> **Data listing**
--
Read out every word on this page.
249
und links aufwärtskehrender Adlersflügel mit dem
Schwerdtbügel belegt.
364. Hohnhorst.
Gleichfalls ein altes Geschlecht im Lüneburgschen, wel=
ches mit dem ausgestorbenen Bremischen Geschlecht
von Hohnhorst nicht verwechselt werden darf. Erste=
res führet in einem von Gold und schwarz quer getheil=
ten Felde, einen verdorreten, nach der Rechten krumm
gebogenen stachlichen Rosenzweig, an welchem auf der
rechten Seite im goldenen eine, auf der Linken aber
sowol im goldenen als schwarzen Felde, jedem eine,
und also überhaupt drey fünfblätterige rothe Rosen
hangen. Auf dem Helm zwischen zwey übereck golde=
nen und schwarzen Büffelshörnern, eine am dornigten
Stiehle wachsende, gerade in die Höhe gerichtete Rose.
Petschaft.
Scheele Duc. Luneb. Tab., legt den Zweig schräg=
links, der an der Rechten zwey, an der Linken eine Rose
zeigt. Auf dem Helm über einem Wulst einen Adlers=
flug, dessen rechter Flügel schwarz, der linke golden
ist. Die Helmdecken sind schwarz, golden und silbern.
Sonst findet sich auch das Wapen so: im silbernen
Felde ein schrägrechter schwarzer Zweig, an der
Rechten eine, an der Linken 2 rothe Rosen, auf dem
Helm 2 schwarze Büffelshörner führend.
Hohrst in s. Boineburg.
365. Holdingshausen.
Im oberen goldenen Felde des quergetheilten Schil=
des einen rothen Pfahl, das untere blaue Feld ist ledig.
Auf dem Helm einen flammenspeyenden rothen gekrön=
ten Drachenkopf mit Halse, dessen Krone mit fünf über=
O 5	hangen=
--
> **Task details**
Set down the entries above again, word for word.

> **Full solution**
Read out every word on this page.
249
und links aufwärtskehrender Adlersflügel mit dem
Schwerdtbügel belegt.
364. Hohnhorst.
Gleichfalls ein altes Geschlecht im Lüneburgschen, wel=
ches mit dem ausgestorbenen Bremischen Geschlecht
von Hohnhorst nicht verwechselt werden darf. Erste=
res führet in einem von Gold und schwarz quer getheil=
ten Felde, einen verdorreten, nach der Rechten krumm
gebogenen stachlichen Rosenzweig, an welchem auf der
rechten Seite im goldenen eine, auf der Linken aber
sowol im goldenen als schwarzen Felde, jedem eine,
und also überhaupt drey fünfblätterige rothe Rosen
hangen. Auf dem Helm zwischen zwey übereck golde=
nen und schwarzen Büffelshörnern, eine am dornigten
Stiehle wachsende, gerade in die Höhe gerichtete Rose.
Petschaft.
Scheele Duc. Luneb. Tab., legt den Zweig schräg=
links, der an der Rechten zwey, an der Linken eine Rose
zeigt. Auf dem Helm über einem Wulst einen Adlers=
flug, dessen rechter Flügel schwarz, der linke golden
ist. Die Helmdecken sind schwarz, golden und silbern.
Sonst findet sich auch das Wapen so: im silbernen
Felde ein schrägrechter schwarzer Zweig, an der
Rechten eine, an der Linken 2 rothe Rosen, auf dem
Helm 2 schwarze Büffelshörner führend.
Hohrst in s. Boineburg.
365. Holdingshausen.
Im oberen goldenen Felde des quergetheilten Schil=
des einen rothen Pfahl, das untere blaue Feld ist ledig.
Auf dem Helm einen flammenspeyenden rothen gekrön=
ten Drachenkopf mit Halse, dessen Krone mit fünf über=
O 5	hangen=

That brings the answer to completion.